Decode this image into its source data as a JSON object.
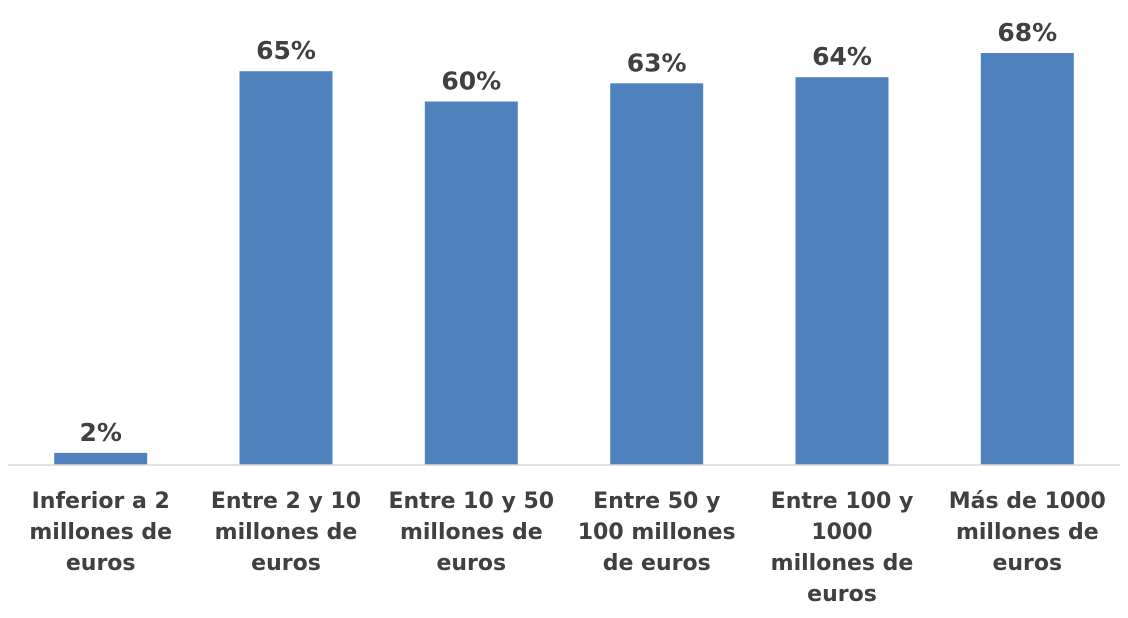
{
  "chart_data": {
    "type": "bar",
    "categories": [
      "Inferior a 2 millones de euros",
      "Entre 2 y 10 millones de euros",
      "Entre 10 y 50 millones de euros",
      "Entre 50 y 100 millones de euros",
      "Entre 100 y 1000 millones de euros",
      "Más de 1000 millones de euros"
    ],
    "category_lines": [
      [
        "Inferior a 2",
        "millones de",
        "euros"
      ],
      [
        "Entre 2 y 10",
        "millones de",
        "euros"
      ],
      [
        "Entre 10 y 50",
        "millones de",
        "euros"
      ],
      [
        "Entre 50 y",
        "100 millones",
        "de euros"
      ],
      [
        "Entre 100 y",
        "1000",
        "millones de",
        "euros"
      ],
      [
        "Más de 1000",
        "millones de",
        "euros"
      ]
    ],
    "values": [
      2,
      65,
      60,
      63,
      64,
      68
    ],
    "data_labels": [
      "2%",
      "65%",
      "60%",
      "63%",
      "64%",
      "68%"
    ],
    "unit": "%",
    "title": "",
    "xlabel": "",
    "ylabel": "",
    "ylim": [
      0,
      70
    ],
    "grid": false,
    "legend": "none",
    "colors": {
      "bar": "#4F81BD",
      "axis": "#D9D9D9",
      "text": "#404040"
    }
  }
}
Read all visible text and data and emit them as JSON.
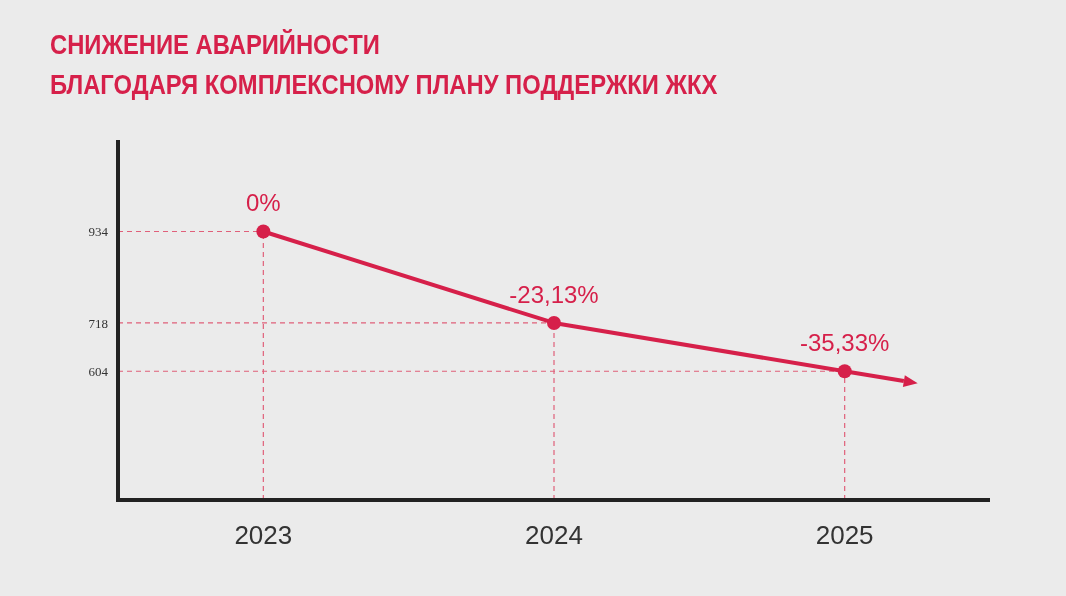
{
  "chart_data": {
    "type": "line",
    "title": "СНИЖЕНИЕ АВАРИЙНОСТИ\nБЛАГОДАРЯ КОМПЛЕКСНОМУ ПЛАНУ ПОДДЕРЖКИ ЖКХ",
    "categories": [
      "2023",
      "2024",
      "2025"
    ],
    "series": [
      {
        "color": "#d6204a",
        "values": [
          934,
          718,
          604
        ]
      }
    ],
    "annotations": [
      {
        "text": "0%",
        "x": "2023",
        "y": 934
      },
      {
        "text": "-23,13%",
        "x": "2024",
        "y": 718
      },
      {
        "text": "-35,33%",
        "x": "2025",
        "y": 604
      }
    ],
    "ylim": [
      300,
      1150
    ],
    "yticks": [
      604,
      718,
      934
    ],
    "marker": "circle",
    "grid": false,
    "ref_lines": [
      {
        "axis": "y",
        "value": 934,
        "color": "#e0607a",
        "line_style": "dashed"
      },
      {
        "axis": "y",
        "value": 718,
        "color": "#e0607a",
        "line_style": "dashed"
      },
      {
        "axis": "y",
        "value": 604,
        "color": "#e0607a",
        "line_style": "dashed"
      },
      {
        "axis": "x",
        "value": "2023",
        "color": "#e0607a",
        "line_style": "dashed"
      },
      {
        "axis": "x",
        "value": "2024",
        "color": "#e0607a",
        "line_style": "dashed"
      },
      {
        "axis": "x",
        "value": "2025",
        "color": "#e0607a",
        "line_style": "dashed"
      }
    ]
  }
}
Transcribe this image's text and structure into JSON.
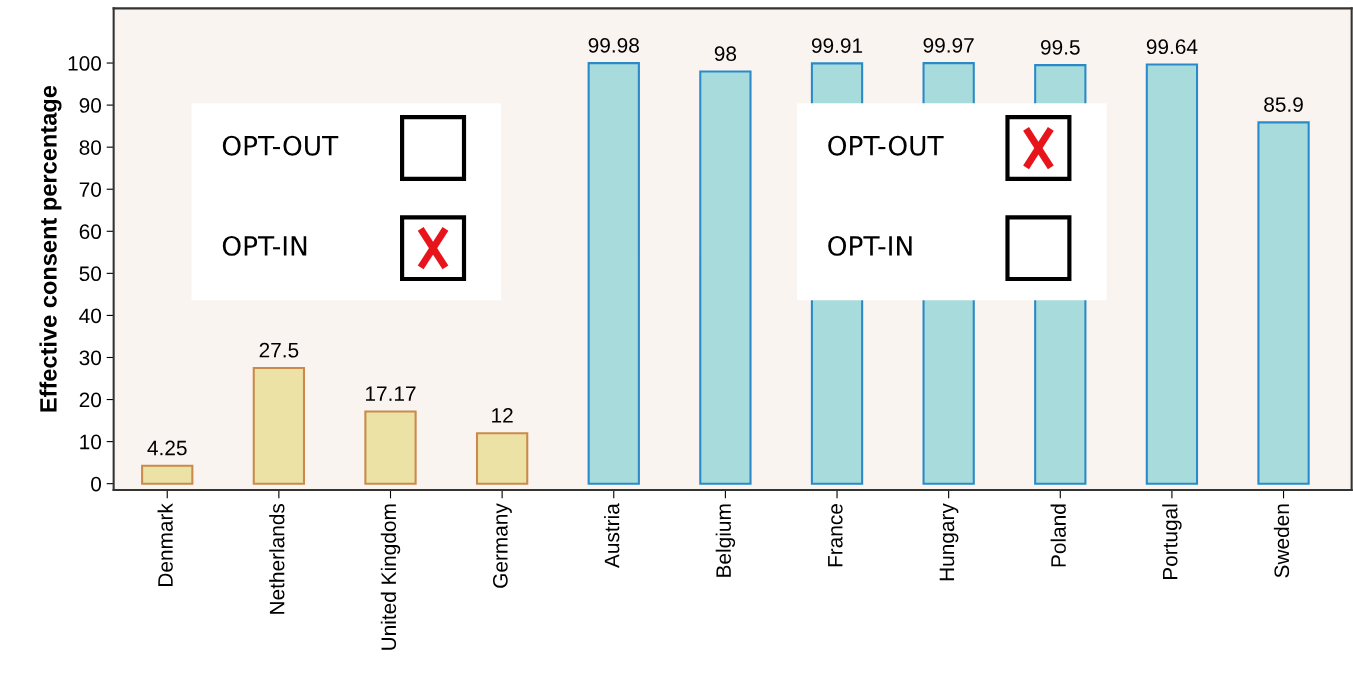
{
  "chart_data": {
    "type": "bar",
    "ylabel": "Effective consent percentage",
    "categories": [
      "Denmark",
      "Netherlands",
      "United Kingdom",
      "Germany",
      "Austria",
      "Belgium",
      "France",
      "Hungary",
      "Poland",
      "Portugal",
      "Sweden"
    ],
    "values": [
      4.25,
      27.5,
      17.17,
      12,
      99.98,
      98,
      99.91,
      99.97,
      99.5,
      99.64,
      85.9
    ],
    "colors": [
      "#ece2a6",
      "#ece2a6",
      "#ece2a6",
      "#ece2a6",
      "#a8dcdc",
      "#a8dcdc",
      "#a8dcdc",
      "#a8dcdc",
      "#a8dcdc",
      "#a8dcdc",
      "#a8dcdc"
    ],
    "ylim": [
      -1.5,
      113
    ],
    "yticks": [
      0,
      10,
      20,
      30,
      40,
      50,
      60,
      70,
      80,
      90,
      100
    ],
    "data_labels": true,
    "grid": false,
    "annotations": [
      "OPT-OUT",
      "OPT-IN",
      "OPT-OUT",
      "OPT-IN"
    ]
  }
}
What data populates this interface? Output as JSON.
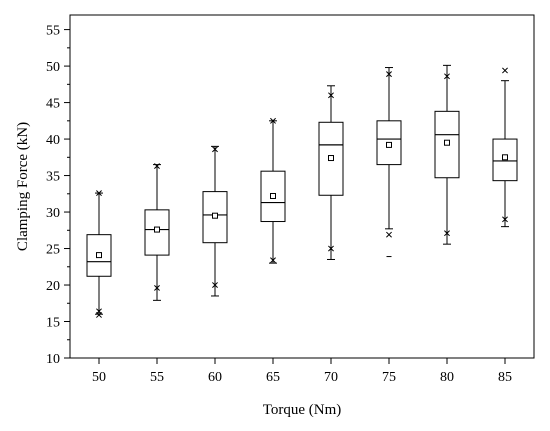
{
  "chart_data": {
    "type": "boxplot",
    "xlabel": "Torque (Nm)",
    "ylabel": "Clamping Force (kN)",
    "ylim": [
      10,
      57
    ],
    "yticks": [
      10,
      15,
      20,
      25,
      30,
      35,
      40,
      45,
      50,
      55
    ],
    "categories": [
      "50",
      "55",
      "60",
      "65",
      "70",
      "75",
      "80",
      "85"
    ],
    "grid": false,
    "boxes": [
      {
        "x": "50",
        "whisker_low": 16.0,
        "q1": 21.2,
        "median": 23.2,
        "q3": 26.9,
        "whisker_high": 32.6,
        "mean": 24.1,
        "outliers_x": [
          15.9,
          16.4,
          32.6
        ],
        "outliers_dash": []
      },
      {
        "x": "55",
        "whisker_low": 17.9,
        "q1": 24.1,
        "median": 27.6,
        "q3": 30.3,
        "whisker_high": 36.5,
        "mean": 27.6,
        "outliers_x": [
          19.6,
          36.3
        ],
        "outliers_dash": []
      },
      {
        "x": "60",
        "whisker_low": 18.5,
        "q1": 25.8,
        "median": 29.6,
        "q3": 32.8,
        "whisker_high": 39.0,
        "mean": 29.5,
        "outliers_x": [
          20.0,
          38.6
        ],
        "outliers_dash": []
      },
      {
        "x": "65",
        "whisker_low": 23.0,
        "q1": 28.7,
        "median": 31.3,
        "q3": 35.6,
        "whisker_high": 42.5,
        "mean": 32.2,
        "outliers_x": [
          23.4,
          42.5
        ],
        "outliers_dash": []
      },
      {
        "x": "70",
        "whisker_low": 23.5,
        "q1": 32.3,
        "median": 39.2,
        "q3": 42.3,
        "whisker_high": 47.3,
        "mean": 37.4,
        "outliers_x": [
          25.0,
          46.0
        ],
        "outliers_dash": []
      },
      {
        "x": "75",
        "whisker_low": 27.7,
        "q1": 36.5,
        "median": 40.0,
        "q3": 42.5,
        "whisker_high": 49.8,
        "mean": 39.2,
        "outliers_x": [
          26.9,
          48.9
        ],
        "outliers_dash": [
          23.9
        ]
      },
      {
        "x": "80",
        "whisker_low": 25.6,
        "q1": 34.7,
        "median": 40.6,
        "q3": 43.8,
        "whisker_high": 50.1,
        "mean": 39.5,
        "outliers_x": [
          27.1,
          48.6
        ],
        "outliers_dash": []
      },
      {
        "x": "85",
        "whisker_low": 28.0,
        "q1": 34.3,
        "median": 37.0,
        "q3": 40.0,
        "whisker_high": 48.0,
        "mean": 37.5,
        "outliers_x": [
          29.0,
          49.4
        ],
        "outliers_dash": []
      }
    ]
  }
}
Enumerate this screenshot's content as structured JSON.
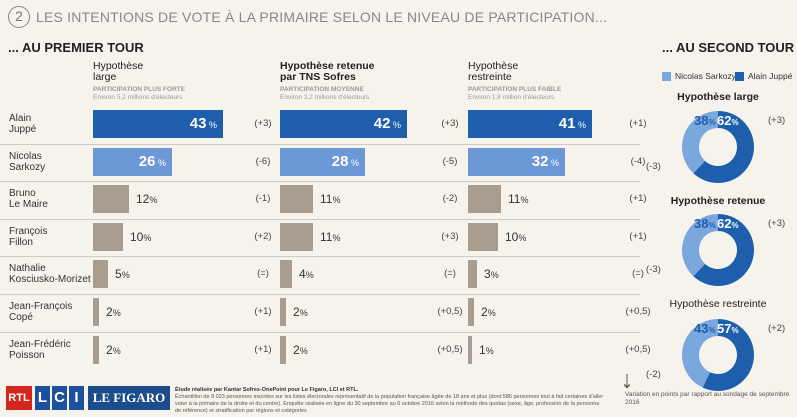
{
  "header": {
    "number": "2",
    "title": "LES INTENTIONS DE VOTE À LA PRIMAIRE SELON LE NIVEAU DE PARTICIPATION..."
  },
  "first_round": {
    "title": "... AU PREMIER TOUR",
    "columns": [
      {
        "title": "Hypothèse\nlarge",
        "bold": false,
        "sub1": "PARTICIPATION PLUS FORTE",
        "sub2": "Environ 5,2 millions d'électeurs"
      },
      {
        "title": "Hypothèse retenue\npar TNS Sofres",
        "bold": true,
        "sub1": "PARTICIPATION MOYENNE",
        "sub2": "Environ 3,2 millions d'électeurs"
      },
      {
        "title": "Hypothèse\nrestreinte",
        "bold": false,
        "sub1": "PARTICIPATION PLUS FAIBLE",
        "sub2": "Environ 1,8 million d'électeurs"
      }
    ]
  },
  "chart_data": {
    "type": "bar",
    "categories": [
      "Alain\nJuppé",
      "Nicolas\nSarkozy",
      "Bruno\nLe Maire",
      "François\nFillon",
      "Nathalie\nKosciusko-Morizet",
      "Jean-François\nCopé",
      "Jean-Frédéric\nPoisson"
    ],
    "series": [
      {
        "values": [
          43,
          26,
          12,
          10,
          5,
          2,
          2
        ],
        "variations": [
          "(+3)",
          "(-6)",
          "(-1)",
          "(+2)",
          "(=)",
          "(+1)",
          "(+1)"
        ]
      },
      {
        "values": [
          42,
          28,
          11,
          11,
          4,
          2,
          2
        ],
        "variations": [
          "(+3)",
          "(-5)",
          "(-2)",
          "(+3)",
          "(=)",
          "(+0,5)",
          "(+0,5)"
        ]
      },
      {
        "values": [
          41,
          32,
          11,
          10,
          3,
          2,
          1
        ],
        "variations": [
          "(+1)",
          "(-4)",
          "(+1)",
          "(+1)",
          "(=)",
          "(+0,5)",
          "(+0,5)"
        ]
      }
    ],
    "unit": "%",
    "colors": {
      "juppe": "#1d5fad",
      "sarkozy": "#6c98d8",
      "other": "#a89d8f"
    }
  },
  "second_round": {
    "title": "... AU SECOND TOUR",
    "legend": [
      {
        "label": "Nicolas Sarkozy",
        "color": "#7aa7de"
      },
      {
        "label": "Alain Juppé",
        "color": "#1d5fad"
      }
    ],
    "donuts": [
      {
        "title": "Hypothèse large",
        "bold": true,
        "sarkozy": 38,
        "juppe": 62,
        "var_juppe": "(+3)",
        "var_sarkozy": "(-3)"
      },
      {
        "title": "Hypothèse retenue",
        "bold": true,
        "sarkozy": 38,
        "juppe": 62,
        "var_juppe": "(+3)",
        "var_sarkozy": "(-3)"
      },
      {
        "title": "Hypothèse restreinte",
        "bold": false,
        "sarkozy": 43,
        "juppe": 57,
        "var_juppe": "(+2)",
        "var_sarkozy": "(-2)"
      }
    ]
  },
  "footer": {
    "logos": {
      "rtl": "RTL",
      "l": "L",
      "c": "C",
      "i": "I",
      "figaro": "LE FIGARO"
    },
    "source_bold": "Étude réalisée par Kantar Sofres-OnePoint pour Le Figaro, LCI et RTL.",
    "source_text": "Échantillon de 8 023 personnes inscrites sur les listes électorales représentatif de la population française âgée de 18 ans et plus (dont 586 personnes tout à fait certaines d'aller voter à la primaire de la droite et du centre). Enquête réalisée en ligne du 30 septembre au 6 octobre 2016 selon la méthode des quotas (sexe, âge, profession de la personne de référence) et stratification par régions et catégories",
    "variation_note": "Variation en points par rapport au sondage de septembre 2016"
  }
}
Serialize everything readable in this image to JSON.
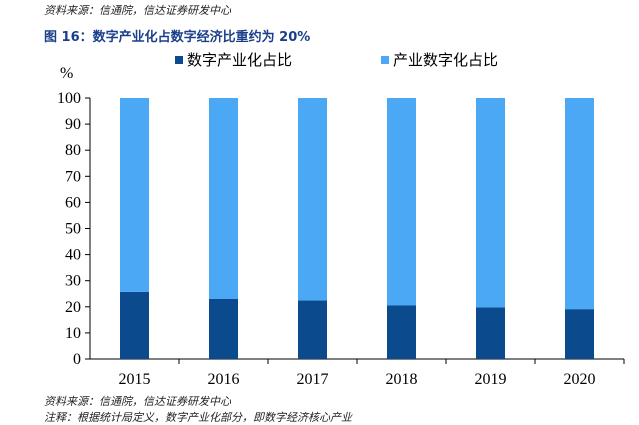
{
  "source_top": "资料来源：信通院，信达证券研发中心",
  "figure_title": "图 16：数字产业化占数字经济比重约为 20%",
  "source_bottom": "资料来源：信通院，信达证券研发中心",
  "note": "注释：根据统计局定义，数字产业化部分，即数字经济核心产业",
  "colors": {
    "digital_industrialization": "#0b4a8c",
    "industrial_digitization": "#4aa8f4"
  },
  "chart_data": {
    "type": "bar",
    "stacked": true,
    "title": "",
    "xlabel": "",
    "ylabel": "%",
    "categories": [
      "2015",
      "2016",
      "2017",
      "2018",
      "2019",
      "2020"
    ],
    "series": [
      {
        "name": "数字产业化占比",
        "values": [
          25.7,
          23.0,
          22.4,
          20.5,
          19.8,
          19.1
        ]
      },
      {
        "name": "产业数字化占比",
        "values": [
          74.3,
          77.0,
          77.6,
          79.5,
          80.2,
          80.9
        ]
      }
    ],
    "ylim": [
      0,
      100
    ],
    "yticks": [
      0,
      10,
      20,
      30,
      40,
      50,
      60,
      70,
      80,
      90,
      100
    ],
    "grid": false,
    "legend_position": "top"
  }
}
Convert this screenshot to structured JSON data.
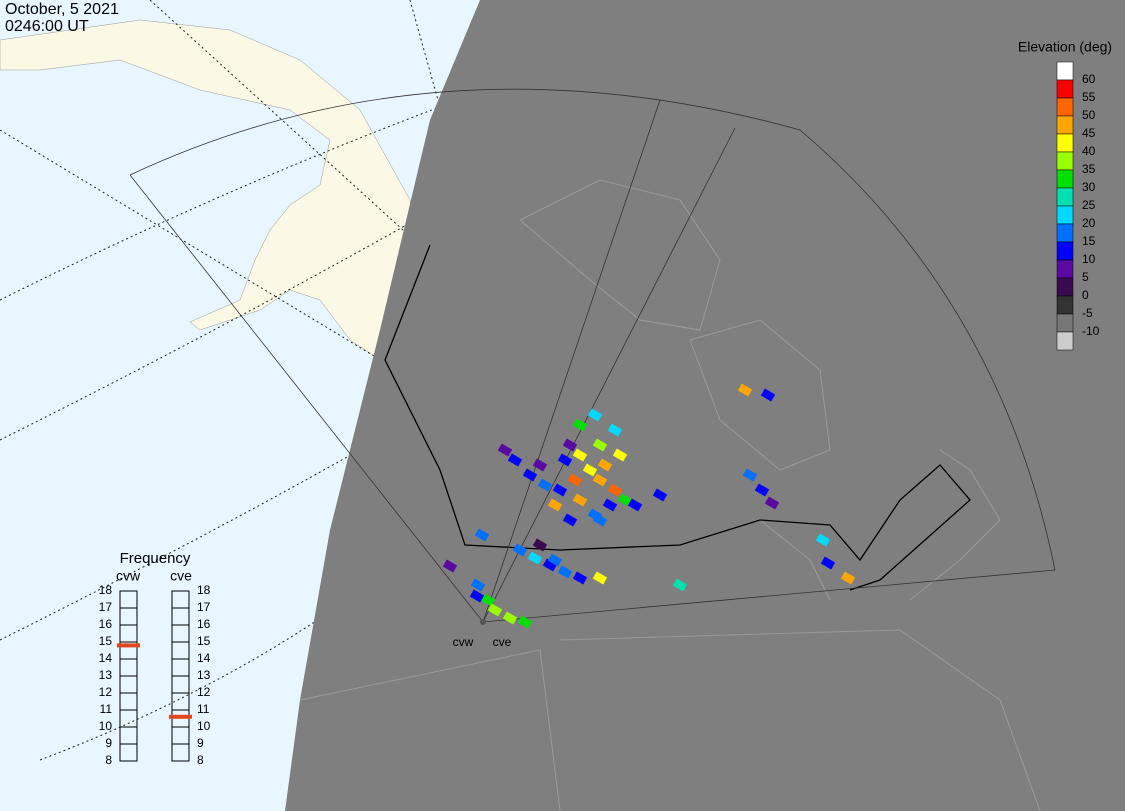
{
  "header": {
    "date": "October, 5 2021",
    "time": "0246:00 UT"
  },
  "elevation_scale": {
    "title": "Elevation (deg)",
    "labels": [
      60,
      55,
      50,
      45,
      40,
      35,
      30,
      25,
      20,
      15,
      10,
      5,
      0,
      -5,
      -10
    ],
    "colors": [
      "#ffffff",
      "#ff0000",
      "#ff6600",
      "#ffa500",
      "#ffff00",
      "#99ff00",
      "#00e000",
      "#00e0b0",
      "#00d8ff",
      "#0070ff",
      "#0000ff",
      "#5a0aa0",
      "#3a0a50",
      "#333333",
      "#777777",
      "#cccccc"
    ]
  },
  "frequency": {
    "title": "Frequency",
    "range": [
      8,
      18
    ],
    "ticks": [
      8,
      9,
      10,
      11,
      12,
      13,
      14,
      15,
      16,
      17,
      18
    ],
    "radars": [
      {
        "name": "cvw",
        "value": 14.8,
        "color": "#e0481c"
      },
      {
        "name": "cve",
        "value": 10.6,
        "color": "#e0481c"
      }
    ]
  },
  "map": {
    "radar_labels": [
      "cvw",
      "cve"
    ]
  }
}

Set exercise —
Some lines of the data above may hold the word "Environ"; report how many do, and nothing else.

Written reply —
3